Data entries
━━━━━━━━━━━━━━━━

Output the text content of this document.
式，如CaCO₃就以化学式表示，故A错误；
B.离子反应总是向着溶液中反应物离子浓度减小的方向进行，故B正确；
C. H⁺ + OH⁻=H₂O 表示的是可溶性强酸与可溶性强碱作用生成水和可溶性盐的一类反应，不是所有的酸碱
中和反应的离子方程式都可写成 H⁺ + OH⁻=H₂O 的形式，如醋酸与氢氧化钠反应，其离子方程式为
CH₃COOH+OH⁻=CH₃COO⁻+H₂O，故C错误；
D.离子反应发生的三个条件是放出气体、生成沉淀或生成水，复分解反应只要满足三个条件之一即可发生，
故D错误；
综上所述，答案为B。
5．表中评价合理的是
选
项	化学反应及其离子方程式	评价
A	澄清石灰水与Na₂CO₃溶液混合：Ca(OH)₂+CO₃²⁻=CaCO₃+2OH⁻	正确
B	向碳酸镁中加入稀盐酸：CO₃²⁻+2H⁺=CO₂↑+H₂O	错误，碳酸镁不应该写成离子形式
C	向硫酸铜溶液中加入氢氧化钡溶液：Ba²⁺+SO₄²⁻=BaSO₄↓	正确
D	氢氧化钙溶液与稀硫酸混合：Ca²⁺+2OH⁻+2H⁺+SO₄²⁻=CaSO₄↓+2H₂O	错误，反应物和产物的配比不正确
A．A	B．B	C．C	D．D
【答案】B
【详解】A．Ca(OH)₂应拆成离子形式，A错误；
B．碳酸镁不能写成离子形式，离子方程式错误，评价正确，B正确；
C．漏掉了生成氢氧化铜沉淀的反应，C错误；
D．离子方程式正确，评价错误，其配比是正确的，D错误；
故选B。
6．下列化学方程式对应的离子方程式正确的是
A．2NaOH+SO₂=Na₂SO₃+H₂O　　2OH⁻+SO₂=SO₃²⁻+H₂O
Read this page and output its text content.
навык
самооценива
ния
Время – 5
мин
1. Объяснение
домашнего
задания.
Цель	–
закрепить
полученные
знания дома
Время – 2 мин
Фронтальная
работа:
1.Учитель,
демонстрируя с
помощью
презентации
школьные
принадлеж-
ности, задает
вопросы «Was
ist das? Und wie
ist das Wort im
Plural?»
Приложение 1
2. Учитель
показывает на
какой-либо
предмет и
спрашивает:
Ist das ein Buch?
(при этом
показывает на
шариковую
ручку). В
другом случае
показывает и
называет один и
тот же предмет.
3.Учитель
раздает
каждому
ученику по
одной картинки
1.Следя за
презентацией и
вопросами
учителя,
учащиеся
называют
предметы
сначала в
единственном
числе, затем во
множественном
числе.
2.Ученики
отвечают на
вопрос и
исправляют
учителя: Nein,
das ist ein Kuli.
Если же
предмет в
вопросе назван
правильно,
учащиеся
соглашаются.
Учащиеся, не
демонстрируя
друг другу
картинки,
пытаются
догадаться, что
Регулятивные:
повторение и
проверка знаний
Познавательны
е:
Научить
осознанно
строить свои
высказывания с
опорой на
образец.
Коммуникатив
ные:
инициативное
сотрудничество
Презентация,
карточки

━━━━━━━━━━━━━━━━

Goal: Return each line in the records that holds the string "this".

The reply:
Output the text content of this document.
Read this page and output its text content.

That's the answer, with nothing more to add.